# REQUIREMENT:
Give the material again in full, matching it exactly.

# DATASET:
++++

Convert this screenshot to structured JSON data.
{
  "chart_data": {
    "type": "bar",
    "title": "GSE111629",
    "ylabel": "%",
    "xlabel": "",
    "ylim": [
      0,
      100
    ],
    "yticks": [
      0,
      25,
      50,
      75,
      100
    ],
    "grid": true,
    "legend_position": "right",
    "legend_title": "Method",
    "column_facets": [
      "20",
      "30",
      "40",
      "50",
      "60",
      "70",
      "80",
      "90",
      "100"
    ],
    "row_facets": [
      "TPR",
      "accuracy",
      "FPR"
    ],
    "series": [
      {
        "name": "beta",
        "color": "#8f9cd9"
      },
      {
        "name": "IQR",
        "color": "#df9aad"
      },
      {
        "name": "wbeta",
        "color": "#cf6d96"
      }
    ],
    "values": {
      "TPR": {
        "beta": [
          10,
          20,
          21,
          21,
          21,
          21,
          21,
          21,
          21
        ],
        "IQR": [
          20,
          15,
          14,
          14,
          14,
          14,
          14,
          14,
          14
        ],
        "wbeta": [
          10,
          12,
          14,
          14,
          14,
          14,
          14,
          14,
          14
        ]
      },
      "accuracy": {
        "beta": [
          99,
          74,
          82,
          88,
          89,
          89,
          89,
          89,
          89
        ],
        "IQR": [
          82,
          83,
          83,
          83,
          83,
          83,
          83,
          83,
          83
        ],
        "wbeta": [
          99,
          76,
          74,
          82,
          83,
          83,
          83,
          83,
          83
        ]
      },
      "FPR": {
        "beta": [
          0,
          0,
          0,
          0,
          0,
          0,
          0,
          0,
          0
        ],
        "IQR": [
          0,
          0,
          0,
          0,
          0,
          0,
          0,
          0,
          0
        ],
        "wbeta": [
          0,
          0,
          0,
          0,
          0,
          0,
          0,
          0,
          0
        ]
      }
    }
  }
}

++++

# SOLUTION FOR THIS PROBLEM:
Convert this screenshot to structured JSON data.
{
  "chart_data": {
    "type": "bar",
    "title": "GSE111629",
    "ylabel": "%",
    "xlabel": "",
    "ylim": [
      0,
      100
    ],
    "yticks": [
      0,
      25,
      50,
      75,
      100
    ],
    "grid": true,
    "legend_position": "right",
    "legend_title": "Method",
    "column_facets": [
      "20",
      "30",
      "40",
      "50",
      "60",
      "70",
      "80",
      "90",
      "100"
    ],
    "row_facets": [
      "TPR",
      "accuracy",
      "FPR"
    ],
    "series": [
      {
        "name": "beta",
        "color": "#8f9cd9"
      },
      {
        "name": "IQR",
        "color": "#df9aad"
      },
      {
        "name": "wbeta",
        "color": "#cf6d96"
      }
    ],
    "values": {
      "TPR": {
        "beta": [
          10,
          20,
          21,
          21,
          21,
          21,
          21,
          21,
          21
        ],
        "IQR": [
          20,
          15,
          14,
          14,
          14,
          14,
          14,
          14,
          14
        ],
        "wbeta": [
          10,
          12,
          14,
          14,
          14,
          14,
          14,
          14,
          14
        ]
      },
      "accuracy": {
        "beta": [
          99,
          74,
          82,
          88,
          89,
          89,
          89,
          89,
          89
        ],
        "IQR": [
          82,
          83,
          83,
          83,
          83,
          83,
          83,
          83,
          83
        ],
        "wbeta": [
          99,
          76,
          74,
          82,
          83,
          83,
          83,
          83,
          83
        ]
      },
      "FPR": {
        "beta": [
          0,
          0,
          0,
          0,
          0,
          0,
          0,
          0,
          0
        ],
        "IQR": [
          0,
          0,
          0,
          0,
          0,
          0,
          0,
          0,
          0
        ],
        "wbeta": [
          0,
          0,
          0,
          0,
          0,
          0,
          0,
          0,
          0
        ]
      }
    }
  }
}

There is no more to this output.